== Data rows

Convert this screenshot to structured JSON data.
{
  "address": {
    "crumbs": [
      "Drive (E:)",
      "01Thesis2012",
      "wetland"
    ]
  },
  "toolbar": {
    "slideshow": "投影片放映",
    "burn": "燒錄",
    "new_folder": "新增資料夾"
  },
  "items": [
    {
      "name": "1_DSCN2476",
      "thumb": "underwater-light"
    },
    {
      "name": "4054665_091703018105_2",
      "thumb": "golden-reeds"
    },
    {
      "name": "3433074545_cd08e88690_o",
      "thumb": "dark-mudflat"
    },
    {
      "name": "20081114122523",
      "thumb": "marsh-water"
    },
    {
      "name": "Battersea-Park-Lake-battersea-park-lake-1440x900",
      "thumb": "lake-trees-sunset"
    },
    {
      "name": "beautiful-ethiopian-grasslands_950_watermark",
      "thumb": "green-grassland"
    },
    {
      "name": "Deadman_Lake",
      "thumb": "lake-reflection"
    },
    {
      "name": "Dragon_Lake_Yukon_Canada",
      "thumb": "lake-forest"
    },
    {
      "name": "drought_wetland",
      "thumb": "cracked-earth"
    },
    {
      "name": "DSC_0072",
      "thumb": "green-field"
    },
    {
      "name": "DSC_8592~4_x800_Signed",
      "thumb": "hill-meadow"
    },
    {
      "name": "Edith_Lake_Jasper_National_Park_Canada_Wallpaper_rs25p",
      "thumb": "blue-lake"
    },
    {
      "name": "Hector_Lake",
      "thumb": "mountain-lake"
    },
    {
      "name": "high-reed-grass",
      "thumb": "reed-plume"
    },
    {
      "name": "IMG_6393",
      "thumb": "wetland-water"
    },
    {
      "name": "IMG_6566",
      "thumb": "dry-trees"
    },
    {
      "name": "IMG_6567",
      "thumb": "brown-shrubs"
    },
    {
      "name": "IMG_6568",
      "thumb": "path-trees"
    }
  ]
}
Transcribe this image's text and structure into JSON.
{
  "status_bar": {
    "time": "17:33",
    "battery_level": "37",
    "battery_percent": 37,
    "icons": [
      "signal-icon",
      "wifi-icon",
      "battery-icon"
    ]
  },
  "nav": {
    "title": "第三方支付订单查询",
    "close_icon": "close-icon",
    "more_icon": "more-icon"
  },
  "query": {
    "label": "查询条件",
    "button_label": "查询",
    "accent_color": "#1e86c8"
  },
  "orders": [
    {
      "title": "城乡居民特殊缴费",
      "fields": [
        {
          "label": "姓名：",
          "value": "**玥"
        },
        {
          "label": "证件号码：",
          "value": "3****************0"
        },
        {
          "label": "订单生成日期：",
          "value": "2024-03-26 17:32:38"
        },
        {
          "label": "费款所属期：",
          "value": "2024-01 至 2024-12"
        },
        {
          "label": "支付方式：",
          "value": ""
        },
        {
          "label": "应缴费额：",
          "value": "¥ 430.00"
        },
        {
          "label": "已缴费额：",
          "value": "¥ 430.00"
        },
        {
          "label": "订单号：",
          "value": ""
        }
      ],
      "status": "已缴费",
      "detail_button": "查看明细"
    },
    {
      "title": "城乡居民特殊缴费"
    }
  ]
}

====

* Direction
Repeat the data verbatim.

* Exercise answer
Convert this screenshot to structured JSON data.
{
  "address": {
    "crumbs": [
      "Drive (E:)",
      "01Thesis2012",
      "wetland"
    ]
  },
  "toolbar": {
    "slideshow": "投影片放映",
    "burn": "燒錄",
    "new_folder": "新增資料夾"
  },
  "items": [
    {
      "name": "1_DSCN2476",
      "thumb": "underwater-light"
    },
    {
      "name": "4054665_091703018105_2",
      "thumb": "golden-reeds"
    },
    {
      "name": "3433074545_cd08e88690_o",
      "thumb": "dark-mudflat"
    },
    {
      "name": "20081114122523",
      "thumb": "marsh-water"
    },
    {
      "name": "Battersea-Park-Lake-battersea-park-lake-1440x900",
      "thumb": "lake-trees-sunset"
    },
    {
      "name": "beautiful-ethiopian-grasslands_950_watermark",
      "thumb": "green-grassland"
    },
    {
      "name": "Deadman_Lake",
      "thumb": "lake-reflection"
    },
    {
      "name": "Dragon_Lake_Yukon_Canada",
      "thumb": "lake-forest"
    },
    {
      "name": "drought_wetland",
      "thumb": "cracked-earth"
    },
    {
      "name": "DSC_0072",
      "thumb": "green-field"
    },
    {
      "name": "DSC_8592~4_x800_Signed",
      "thumb": "hill-meadow"
    },
    {
      "name": "Edith_Lake_Jasper_National_Park_Canada_Wallpaper_rs25p",
      "thumb": "blue-lake"
    },
    {
      "name": "Hector_Lake",
      "thumb": "mountain-lake"
    },
    {
      "name": "high-reed-grass",
      "thumb": "reed-plume"
    },
    {
      "name": "IMG_6393",
      "thumb": "wetland-water"
    },
    {
      "name": "IMG_6566",
      "thumb": "dry-trees"
    },
    {
      "name": "IMG_6567",
      "thumb": "brown-shrubs"
    },
    {
      "name": "IMG_6568",
      "thumb": "path-trees"
    }
  ]
}
Transcribe this image's text and structure into JSON.
{
  "status_bar": {
    "time": "17:33",
    "battery_level": "37",
    "battery_percent": 37,
    "icons": [
      "signal-icon",
      "wifi-icon",
      "battery-icon"
    ]
  },
  "nav": {
    "title": "第三方支付订单查询",
    "close_icon": "close-icon",
    "more_icon": "more-icon"
  },
  "query": {
    "label": "查询条件",
    "button_label": "查询",
    "accent_color": "#1e86c8"
  },
  "orders": [
    {
      "title": "城乡居民特殊缴费",
      "fields": [
        {
          "label": "姓名：",
          "value": "**玥"
        },
        {
          "label": "证件号码：",
          "value": "3****************0"
        },
        {
          "label": "订单生成日期：",
          "value": "2024-03-26 17:32:38"
        },
        {
          "label": "费款所属期：",
          "value": "2024-01 至 2024-12"
        },
        {
          "label": "支付方式：",
          "value": ""
        },
        {
          "label": "应缴费额：",
          "value": "¥ 430.00"
        },
        {
          "label": "已缴费额：",
          "value": "¥ 430.00"
        },
        {
          "label": "订单号：",
          "value": ""
        }
      ],
      "status": "已缴费",
      "detail_button": "查看明细"
    },
    {
      "title": "城乡居民特殊缴费"
    }
  ]
}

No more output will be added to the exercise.